Return the listing's lines unchanged, beginning with its first line and stopping after the line that contains "raindrops-icon [651, 336, 671, 358]".
==== RECORD LIST
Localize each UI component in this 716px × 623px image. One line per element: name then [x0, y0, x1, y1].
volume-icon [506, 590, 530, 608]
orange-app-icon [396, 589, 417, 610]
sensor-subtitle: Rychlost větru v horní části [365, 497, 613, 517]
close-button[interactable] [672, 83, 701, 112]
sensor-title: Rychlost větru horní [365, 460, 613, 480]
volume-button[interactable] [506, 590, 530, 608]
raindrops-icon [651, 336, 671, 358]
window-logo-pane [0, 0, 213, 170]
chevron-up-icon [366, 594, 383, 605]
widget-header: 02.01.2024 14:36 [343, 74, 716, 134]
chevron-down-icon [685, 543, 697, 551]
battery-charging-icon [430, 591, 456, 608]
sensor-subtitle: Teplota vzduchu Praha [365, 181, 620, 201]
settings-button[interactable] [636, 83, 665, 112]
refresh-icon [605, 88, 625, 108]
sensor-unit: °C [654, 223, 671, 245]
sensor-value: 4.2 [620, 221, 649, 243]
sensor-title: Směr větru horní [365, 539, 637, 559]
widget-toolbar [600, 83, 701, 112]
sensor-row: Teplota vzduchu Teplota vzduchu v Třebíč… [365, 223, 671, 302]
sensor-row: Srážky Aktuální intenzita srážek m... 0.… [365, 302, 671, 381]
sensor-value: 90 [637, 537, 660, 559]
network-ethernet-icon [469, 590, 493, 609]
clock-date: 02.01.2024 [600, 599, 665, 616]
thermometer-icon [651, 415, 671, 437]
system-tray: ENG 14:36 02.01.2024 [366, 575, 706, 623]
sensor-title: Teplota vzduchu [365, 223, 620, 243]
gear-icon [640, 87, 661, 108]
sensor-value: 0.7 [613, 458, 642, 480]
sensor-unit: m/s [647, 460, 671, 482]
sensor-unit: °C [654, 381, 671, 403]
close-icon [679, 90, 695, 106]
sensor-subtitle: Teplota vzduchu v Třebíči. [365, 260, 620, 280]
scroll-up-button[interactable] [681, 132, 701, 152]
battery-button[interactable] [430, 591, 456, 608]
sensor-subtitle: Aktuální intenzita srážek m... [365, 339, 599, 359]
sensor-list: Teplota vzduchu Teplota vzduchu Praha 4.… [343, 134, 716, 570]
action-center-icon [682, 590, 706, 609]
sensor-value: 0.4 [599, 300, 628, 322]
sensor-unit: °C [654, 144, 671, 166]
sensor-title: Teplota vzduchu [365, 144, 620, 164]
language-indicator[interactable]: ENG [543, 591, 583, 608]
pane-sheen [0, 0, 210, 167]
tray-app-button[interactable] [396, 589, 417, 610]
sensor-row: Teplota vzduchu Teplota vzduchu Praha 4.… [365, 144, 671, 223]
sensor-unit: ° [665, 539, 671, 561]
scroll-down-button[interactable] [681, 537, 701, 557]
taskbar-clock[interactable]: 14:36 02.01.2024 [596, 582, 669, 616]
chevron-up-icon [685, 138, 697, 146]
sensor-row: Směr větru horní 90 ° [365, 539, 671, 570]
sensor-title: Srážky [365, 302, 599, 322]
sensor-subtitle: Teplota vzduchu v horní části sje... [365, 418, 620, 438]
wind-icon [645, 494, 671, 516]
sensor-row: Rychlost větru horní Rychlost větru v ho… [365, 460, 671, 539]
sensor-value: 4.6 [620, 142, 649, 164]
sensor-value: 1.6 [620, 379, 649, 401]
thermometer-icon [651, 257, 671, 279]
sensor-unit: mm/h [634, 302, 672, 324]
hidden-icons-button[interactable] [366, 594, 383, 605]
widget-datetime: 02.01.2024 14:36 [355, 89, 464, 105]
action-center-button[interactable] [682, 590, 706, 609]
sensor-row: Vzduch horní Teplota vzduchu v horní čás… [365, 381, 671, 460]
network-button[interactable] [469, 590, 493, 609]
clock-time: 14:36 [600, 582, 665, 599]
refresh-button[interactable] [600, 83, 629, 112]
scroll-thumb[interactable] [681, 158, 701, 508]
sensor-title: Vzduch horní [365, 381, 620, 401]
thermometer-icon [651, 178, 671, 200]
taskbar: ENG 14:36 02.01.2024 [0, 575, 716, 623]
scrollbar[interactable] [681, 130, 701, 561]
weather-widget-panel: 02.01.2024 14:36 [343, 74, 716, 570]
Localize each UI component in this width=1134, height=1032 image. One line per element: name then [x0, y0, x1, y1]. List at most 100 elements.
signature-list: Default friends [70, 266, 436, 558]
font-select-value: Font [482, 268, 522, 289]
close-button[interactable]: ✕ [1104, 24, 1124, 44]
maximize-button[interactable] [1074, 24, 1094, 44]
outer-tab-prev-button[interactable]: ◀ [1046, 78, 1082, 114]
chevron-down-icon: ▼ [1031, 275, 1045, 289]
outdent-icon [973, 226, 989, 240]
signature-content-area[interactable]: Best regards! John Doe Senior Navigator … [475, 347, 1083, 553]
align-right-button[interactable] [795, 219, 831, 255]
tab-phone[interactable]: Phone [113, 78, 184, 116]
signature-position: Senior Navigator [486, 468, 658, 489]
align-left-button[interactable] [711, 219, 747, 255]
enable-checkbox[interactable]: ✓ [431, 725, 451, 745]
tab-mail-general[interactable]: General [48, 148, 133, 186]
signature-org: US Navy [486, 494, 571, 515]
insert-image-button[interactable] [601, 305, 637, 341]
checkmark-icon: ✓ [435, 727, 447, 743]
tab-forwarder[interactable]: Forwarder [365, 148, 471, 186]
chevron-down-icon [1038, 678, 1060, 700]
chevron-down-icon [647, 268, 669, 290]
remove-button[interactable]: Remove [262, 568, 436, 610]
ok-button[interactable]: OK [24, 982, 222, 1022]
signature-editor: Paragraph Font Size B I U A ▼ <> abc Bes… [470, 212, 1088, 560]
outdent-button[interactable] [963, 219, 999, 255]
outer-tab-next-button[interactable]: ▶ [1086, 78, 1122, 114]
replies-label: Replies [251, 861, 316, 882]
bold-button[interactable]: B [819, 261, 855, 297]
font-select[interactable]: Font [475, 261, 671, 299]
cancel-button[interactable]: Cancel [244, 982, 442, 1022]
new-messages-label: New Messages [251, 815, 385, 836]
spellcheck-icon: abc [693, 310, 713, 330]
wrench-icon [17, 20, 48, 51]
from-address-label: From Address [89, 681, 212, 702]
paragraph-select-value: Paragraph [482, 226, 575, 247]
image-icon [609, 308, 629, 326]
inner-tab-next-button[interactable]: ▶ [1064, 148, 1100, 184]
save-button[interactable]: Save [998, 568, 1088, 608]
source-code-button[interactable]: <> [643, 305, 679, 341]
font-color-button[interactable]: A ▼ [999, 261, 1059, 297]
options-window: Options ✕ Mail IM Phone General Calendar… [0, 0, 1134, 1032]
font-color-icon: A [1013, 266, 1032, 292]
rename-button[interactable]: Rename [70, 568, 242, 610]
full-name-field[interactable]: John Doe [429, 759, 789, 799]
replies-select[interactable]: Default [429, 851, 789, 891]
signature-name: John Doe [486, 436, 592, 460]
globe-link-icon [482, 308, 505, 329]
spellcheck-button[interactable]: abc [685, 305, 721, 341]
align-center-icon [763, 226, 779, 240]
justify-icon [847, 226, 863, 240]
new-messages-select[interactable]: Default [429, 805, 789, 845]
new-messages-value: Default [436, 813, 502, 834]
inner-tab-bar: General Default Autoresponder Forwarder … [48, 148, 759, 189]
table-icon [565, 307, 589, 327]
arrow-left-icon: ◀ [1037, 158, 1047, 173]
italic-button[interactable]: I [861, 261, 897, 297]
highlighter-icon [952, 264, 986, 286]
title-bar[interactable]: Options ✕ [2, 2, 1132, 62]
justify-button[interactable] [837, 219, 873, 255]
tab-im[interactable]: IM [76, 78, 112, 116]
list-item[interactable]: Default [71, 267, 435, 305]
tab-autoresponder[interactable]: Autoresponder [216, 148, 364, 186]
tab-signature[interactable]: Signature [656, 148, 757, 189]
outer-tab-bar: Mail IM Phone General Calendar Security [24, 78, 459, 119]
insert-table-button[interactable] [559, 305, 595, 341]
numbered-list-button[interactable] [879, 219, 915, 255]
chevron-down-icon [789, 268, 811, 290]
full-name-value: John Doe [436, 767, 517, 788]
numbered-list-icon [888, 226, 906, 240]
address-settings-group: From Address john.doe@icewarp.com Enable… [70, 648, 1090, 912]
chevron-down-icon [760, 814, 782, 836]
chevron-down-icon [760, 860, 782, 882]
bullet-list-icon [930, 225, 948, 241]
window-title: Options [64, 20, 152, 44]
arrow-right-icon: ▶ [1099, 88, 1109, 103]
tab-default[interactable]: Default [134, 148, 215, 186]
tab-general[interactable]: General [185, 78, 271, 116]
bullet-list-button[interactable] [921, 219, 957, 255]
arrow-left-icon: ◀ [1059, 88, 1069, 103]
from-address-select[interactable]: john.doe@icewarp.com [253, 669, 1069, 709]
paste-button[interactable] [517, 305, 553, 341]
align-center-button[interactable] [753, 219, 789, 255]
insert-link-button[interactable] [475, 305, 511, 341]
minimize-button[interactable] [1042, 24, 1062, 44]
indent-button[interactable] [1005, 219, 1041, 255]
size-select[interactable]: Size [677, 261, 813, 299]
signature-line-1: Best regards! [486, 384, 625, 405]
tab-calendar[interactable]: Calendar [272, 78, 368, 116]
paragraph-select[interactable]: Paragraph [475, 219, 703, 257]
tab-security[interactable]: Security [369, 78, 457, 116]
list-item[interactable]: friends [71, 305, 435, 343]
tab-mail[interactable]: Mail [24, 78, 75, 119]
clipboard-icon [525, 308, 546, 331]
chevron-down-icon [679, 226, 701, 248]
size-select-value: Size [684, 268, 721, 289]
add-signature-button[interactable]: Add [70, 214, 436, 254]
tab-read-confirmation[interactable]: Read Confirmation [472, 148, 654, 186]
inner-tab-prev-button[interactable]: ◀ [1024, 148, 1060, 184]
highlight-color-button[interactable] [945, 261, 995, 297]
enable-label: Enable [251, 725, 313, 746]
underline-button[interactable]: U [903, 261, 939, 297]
========
WRITTEN RESPONSE »
Localize each UI component in this 716px × 623px image. One line per element: name then [x0, y0, x1, y1].
volume-icon [506, 590, 530, 608]
orange-app-icon [396, 589, 417, 610]
sensor-subtitle: Rychlost větru v horní části [365, 497, 613, 517]
close-button[interactable] [672, 83, 701, 112]
sensor-title: Rychlost větru horní [365, 460, 613, 480]
volume-button[interactable] [506, 590, 530, 608]
raindrops-icon [651, 336, 671, 358]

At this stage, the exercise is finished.